Task data |
========================

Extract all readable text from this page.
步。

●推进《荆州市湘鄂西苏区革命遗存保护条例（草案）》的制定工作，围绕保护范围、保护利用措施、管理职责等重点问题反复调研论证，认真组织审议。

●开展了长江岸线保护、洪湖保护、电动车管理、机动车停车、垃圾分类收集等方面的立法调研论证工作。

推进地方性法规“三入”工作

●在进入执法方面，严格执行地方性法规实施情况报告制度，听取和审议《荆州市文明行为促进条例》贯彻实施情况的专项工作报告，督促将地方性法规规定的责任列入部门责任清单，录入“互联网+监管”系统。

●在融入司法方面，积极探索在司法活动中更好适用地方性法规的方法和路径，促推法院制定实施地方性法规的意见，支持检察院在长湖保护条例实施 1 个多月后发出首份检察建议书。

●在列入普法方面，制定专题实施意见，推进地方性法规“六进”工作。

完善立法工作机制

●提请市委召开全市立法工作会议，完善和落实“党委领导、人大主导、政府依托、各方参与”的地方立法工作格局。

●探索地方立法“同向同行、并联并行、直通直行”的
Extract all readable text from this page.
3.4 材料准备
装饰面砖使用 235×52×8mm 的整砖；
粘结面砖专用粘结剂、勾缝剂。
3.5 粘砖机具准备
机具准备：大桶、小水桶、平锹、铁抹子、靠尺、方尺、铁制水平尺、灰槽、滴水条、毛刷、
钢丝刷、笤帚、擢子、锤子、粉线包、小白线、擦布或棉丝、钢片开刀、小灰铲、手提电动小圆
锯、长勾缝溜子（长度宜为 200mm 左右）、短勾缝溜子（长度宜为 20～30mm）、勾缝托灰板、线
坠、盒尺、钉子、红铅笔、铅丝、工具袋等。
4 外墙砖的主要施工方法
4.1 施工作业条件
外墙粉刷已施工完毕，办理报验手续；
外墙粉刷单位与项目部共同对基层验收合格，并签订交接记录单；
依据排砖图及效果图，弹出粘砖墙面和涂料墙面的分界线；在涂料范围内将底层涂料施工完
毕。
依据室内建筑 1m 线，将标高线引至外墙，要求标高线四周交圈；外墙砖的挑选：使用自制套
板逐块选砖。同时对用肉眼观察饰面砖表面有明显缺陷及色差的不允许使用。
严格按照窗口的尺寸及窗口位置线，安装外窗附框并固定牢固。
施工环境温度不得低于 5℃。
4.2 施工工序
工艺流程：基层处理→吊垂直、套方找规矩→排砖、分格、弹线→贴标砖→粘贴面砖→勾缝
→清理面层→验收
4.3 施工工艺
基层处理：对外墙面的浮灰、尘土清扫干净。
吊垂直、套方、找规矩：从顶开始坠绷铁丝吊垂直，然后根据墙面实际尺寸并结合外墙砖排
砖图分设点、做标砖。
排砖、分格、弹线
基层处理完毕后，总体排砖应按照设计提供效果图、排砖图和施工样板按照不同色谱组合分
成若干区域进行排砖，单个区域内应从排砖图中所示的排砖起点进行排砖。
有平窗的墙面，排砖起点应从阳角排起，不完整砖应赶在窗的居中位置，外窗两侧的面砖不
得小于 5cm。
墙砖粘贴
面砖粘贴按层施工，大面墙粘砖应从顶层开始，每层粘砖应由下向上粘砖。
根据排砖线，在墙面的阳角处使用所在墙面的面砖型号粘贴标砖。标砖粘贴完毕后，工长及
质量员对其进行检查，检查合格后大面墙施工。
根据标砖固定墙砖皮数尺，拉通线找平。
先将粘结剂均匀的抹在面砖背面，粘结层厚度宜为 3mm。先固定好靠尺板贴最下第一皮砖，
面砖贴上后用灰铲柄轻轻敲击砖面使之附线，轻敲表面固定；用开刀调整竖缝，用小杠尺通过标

========================

What is being asked | Transcribe the whole listing exactly.

Full response |
Extract all readable text from this page.
步。

●推进《荆州市湘鄂西苏区革命遗存保护条例（草案）》的制定工作，围绕保护范围、保护利用措施、管理职责等重点问题反复调研论证，认真组织审议。

●开展了长江岸线保护、洪湖保护、电动车管理、机动车停车、垃圾分类收集等方面的立法调研论证工作。

推进地方性法规“三入”工作

●在进入执法方面，严格执行地方性法规实施情况报告制度，听取和审议《荆州市文明行为促进条例》贯彻实施情况的专项工作报告，督促将地方性法规规定的责任列入部门责任清单，录入“互联网+监管”系统。

●在融入司法方面，积极探索在司法活动中更好适用地方性法规的方法和路径，促推法院制定实施地方性法规的意见，支持检察院在长湖保护条例实施 1 个多月后发出首份检察建议书。

●在列入普法方面，制定专题实施意见，推进地方性法规“六进”工作。

完善立法工作机制

●提请市委召开全市立法工作会议，完善和落实“党委领导、人大主导、政府依托、各方参与”的地方立法工作格局。

●探索地方立法“同向同行、并联并行、直通直行”的
Extract all readable text from this page.
3.4 材料准备
装饰面砖使用 235×52×8mm 的整砖；
粘结面砖专用粘结剂、勾缝剂。
3.5 粘砖机具准备
机具准备：大桶、小水桶、平锹、铁抹子、靠尺、方尺、铁制水平尺、灰槽、滴水条、毛刷、
钢丝刷、笤帚、擢子、锤子、粉线包、小白线、擦布或棉丝、钢片开刀、小灰铲、手提电动小圆
锯、长勾缝溜子（长度宜为 200mm 左右）、短勾缝溜子（长度宜为 20～30mm）、勾缝托灰板、线
坠、盒尺、钉子、红铅笔、铅丝、工具袋等。
4 外墙砖的主要施工方法
4.1 施工作业条件
外墙粉刷已施工完毕，办理报验手续；
外墙粉刷单位与项目部共同对基层验收合格，并签订交接记录单；
依据排砖图及效果图，弹出粘砖墙面和涂料墙面的分界线；在涂料范围内将底层涂料施工完
毕。
依据室内建筑 1m 线，将标高线引至外墙，要求标高线四周交圈；外墙砖的挑选：使用自制套
板逐块选砖。同时对用肉眼观察饰面砖表面有明显缺陷及色差的不允许使用。
严格按照窗口的尺寸及窗口位置线，安装外窗附框并固定牢固。
施工环境温度不得低于 5℃。
4.2 施工工序
工艺流程：基层处理→吊垂直、套方找规矩→排砖、分格、弹线→贴标砖→粘贴面砖→勾缝
→清理面层→验收
4.3 施工工艺
基层处理：对外墙面的浮灰、尘土清扫干净。
吊垂直、套方、找规矩：从顶开始坠绷铁丝吊垂直，然后根据墙面实际尺寸并结合外墙砖排
砖图分设点、做标砖。
排砖、分格、弹线
基层处理完毕后，总体排砖应按照设计提供效果图、排砖图和施工样板按照不同色谱组合分
成若干区域进行排砖，单个区域内应从排砖图中所示的排砖起点进行排砖。
有平窗的墙面，排砖起点应从阳角排起，不完整砖应赶在窗的居中位置，外窗两侧的面砖不
得小于 5cm。
墙砖粘贴
面砖粘贴按层施工，大面墙粘砖应从顶层开始，每层粘砖应由下向上粘砖。
根据排砖线，在墙面的阳角处使用所在墙面的面砖型号粘贴标砖。标砖粘贴完毕后，工长及
质量员对其进行检查，检查合格后大面墙施工。
根据标砖固定墙砖皮数尺，拉通线找平。
先将粘结剂均匀的抹在面砖背面，粘结层厚度宜为 3mm。先固定好靠尺板贴最下第一皮砖，
面砖贴上后用灰铲柄轻轻敲击砖面使之附线，轻敲表面固定；用开刀调整竖缝，用小杠尺通过标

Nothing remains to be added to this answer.